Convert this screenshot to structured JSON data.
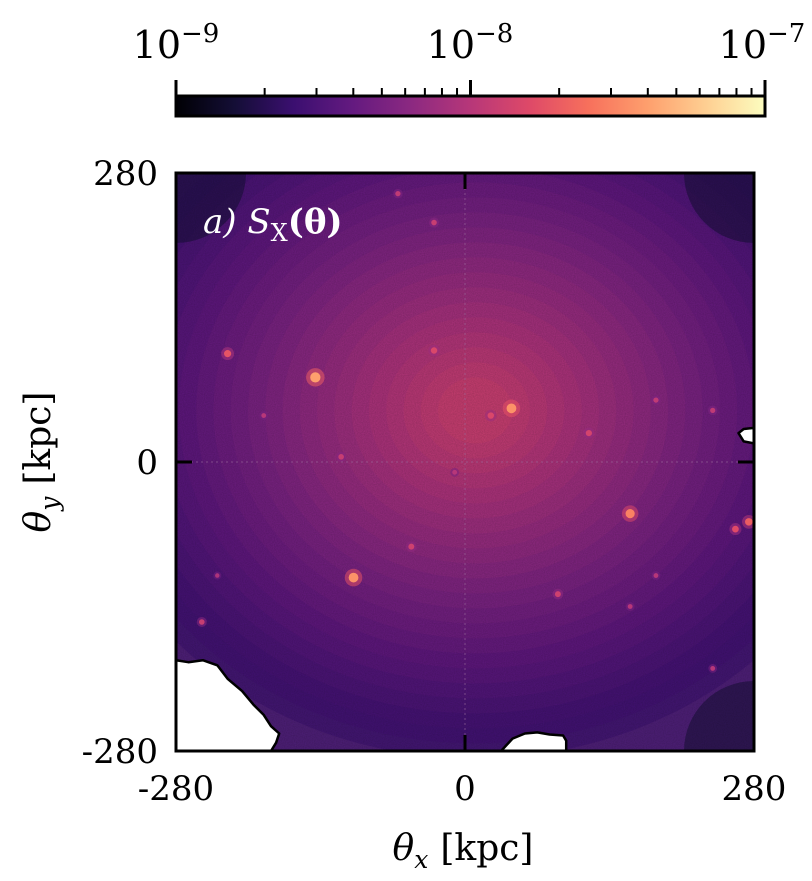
{
  "chart_data": {
    "type": "heatmap",
    "title": "",
    "panel_label": "a) S",
    "panel_label_sub": "X",
    "panel_label_args": "(θ)",
    "xlabel": "θ",
    "xlabel_sub": "x",
    "xlabel_unit": "[kpc]",
    "ylabel": "θ",
    "ylabel_sub": "y",
    "ylabel_unit": "[kpc]",
    "xlim": [
      -280,
      280
    ],
    "ylim": [
      -280,
      280
    ],
    "x_ticks": [
      -280,
      0,
      280
    ],
    "y_ticks": [
      -280,
      0,
      280
    ],
    "x_tick_labels": [
      "-280",
      "0",
      "280"
    ],
    "y_tick_labels": [
      "-280",
      "0",
      "280"
    ],
    "colorbar": {
      "scale": "log",
      "colormap": "magma",
      "range": [
        1e-09,
        1e-07
      ],
      "tick_labels": [
        {
          "base": "10",
          "exp": "−9",
          "value": 1e-09
        },
        {
          "base": "10",
          "exp": "−8",
          "value": 1e-08
        },
        {
          "base": "10",
          "exp": "−7",
          "value": 1e-07
        }
      ]
    },
    "grid": "dotted at 0",
    "center_x_kpc": 10,
    "center_y_kpc": 50,
    "peak_value": 1.3e-08,
    "edge_value": 2.5e-09,
    "point_sources": [
      {
        "x": -145,
        "y": 82,
        "v": 4e-08
      },
      {
        "x": 45,
        "y": 52,
        "v": 3.5e-08
      },
      {
        "x": 160,
        "y": -50,
        "v": 3e-08
      },
      {
        "x": -108,
        "y": -112,
        "v": 3.5e-08
      },
      {
        "x": -230,
        "y": 105,
        "v": 1.8e-08
      },
      {
        "x": -30,
        "y": 108,
        "v": 1.5e-08
      },
      {
        "x": 25,
        "y": 45,
        "v": 1.5e-08
      },
      {
        "x": -120,
        "y": 5,
        "v": 1.2e-08
      },
      {
        "x": 275,
        "y": -58,
        "v": 2e-08
      },
      {
        "x": 262,
        "y": -65,
        "v": 1.6e-08
      },
      {
        "x": 120,
        "y": 28,
        "v": 1.4e-08
      },
      {
        "x": -52,
        "y": -82,
        "v": 1.3e-08
      },
      {
        "x": 90,
        "y": -128,
        "v": 1.3e-08
      },
      {
        "x": -255,
        "y": -155,
        "v": 1.2e-08
      },
      {
        "x": -30,
        "y": 232,
        "v": 1.2e-08
      },
      {
        "x": -65,
        "y": 260,
        "v": 1.1e-08
      },
      {
        "x": 185,
        "y": 60,
        "v": 1.1e-08
      },
      {
        "x": 240,
        "y": 50,
        "v": 1.1e-08
      },
      {
        "x": 185,
        "y": -110,
        "v": 1e-08
      },
      {
        "x": 160,
        "y": -140,
        "v": 1e-08
      },
      {
        "x": -195,
        "y": 45,
        "v": 1e-08
      },
      {
        "x": -10,
        "y": -10,
        "v": 1e-08
      },
      {
        "x": 240,
        "y": -200,
        "v": 1e-08
      },
      {
        "x": -240,
        "y": -110,
        "v": 9e-09
      }
    ],
    "masked_regions": [
      {
        "polygon": [
          [
            -280,
            -192
          ],
          [
            -268,
            -194
          ],
          [
            -254,
            -192
          ],
          [
            -240,
            -197
          ],
          [
            -230,
            -210
          ],
          [
            -216,
            -222
          ],
          [
            -205,
            -235
          ],
          [
            -195,
            -245
          ],
          [
            -188,
            -256
          ],
          [
            -180,
            -263
          ],
          [
            -183,
            -272
          ],
          [
            -188,
            -280
          ],
          [
            -280,
            -280
          ]
        ]
      },
      {
        "polygon": [
          [
            35,
            -280
          ],
          [
            46,
            -268
          ],
          [
            58,
            -263
          ],
          [
            70,
            -262
          ],
          [
            82,
            -264
          ],
          [
            95,
            -265
          ],
          [
            98,
            -270
          ],
          [
            98,
            -280
          ]
        ]
      },
      {
        "polygon": [
          [
            280,
            33
          ],
          [
            270,
            32
          ],
          [
            265,
            28
          ],
          [
            270,
            20
          ],
          [
            280,
            18
          ]
        ]
      }
    ]
  }
}
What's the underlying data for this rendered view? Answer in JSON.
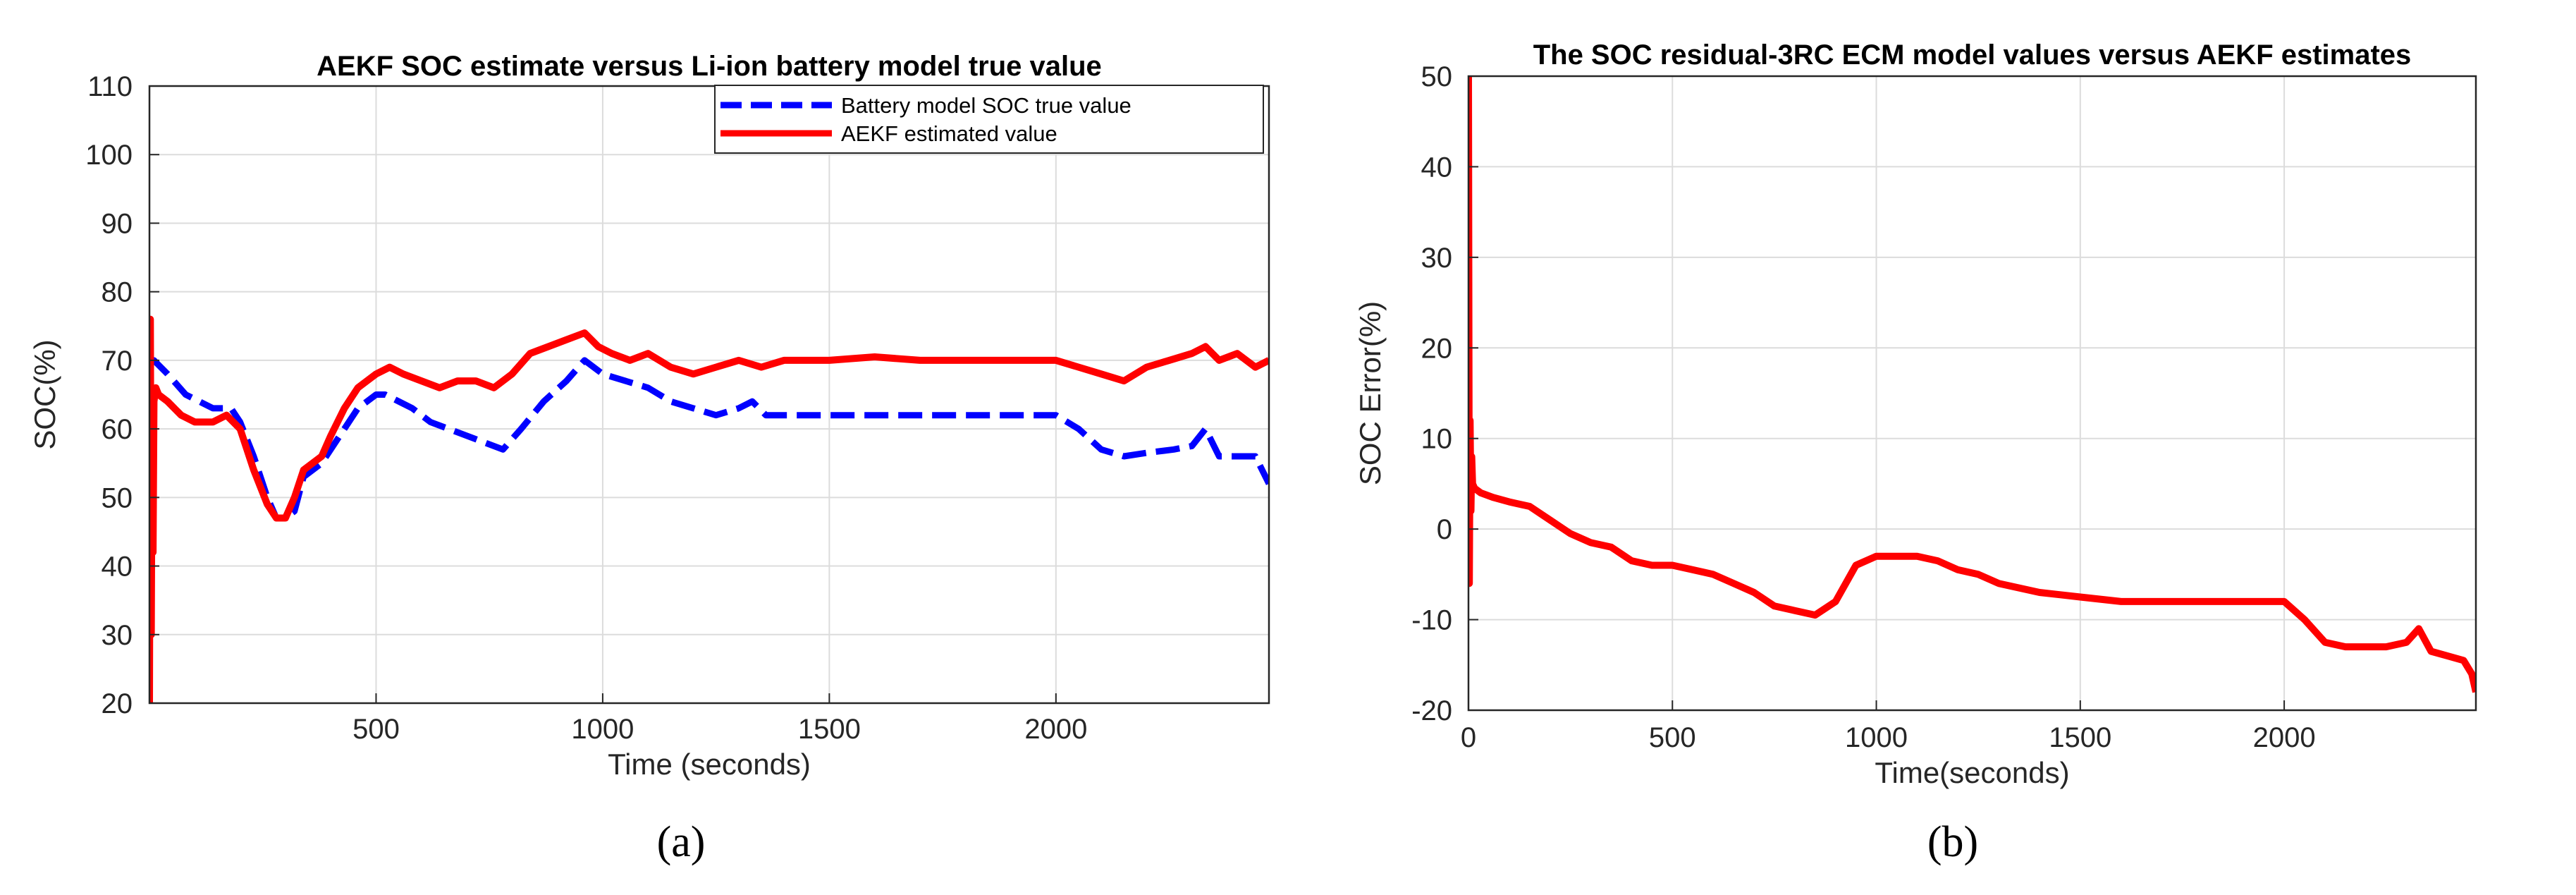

****************************************

> **Required work**: Take the listing and print it again exactly, but without any pictures.

> **Correct response**:
Convert this screenshot to structured JSON data.
{
  "chart_data": {
    "type": "heatmap",
    "title": "",
    "panel_label": "a) S",
    "panel_label_sub": "X",
    "panel_label_args": "(θ)",
    "xlabel": "θ",
    "xlabel_sub": "x",
    "xlabel_unit": "[kpc]",
    "ylabel": "θ",
    "ylabel_sub": "y",
    "ylabel_unit": "[kpc]",
    "xlim": [
      -280,
      280
    ],
    "ylim": [
      -280,
      280
    ],
    "x_ticks": [
      -280,
      0,
      280
    ],
    "y_ticks": [
      -280,
      0,
      280
    ],
    "x_tick_labels": [
      "-280",
      "0",
      "280"
    ],
    "y_tick_labels": [
      "-280",
      "0",
      "280"
    ],
    "colorbar": {
      "scale": "log",
      "colormap": "magma",
      "range": [
        1e-09,
        1e-07
      ],
      "tick_labels": [
        {
          "base": "10",
          "exp": "−9",
          "value": 1e-09
        },
        {
          "base": "10",
          "exp": "−8",
          "value": 1e-08
        },
        {
          "base": "10",
          "exp": "−7",
          "value": 1e-07
        }
      ]
    },
    "grid": "dotted at 0",
    "center_x_kpc": 10,
    "center_y_kpc": 50,
    "peak_value": 1.3e-08,
    "edge_value": 2.5e-09,
    "point_sources": [
      {
        "x": -145,
        "y": 82,
        "v": 4e-08
      },
      {
        "x": 45,
        "y": 52,
        "v": 3.5e-08
      },
      {
        "x": 160,
        "y": -50,
        "v": 3e-08
      },
      {
        "x": -108,
        "y": -112,
        "v": 3.5e-08
      },
      {
        "x": -230,
        "y": 105,
        "v": 1.8e-08
      },
      {
        "x": -30,
        "y": 108,
        "v": 1.5e-08
      },
      {
        "x": 25,
        "y": 45,
        "v": 1.5e-08
      },
      {
        "x": -120,
        "y": 5,
        "v": 1.2e-08
      },
      {
        "x": 275,
        "y": -58,
        "v": 2e-08
      },
      {
        "x": 262,
        "y": -65,
        "v": 1.6e-08
      },
      {
        "x": 120,
        "y": 28,
        "v": 1.4e-08
      },
      {
        "x": -52,
        "y": -82,
        "v": 1.3e-08
      },
      {
        "x": 90,
        "y": -128,
        "v": 1.3e-08
      },
      {
        "x": -255,
        "y": -155,
        "v": 1.2e-08
      },
      {
        "x": -30,
        "y": 232,
        "v": 1.2e-08
      },
      {
        "x": -65,
        "y": 260,
        "v": 1.1e-08
      },
      {
        "x": 185,
        "y": 60,
        "v": 1.1e-08
      },
      {
        "x": 240,
        "y": 50,
        "v": 1.1e-08
      },
      {
        "x": 185,
        "y": -110,
        "v": 1e-08
      },
      {
        "x": 160,
        "y": -140,
        "v": 1e-08
      },
      {
        "x": -195,
        "y": 45,
        "v": 1e-08
      },
      {
        "x": -10,
        "y": -10,
        "v": 1e-08
      },
      {
        "x": 240,
        "y": -200,
        "v": 1e-08
      },
      {
        "x": -240,
        "y": -110,
        "v": 9e-09
      }
    ],
    "masked_regions": [
      {
        "polygon": [
          [
            -280,
            -192
          ],
          [
            -268,
            -194
          ],
          [
            -254,
            -192
          ],
          [
            -240,
            -197
          ],
          [
            -230,
            -210
          ],
          [
            -216,
            -222
          ],
          [
            -205,
            -235
          ],
          [
            -195,
            -245
          ],
          [
            -188,
            -256
          ],
          [
            -180,
            -263
          ],
          [
            -183,
            -272
          ],
          [
            -188,
            -280
          ],
          [
            -280,
            -280
          ]
        ]
      },
      {
        "polygon": [
          [
            35,
            -280
          ],
          [
            46,
            -268
          ],
          [
            58,
            -263
          ],
          [
            70,
            -262
          ],
          [
            82,
            -264
          ],
          [
            95,
            -265
          ],
          [
            98,
            -270
          ],
          [
            98,
            -280
          ]
        ]
      },
      {
        "polygon": [
          [
            280,
            33
          ],
          [
            270,
            32
          ],
          [
            265,
            28
          ],
          [
            270,
            20
          ],
          [
            280,
            18
          ]
        ]
      }
    ]
  }
}
What's the underlying data for this rendered view? Answer in JSON.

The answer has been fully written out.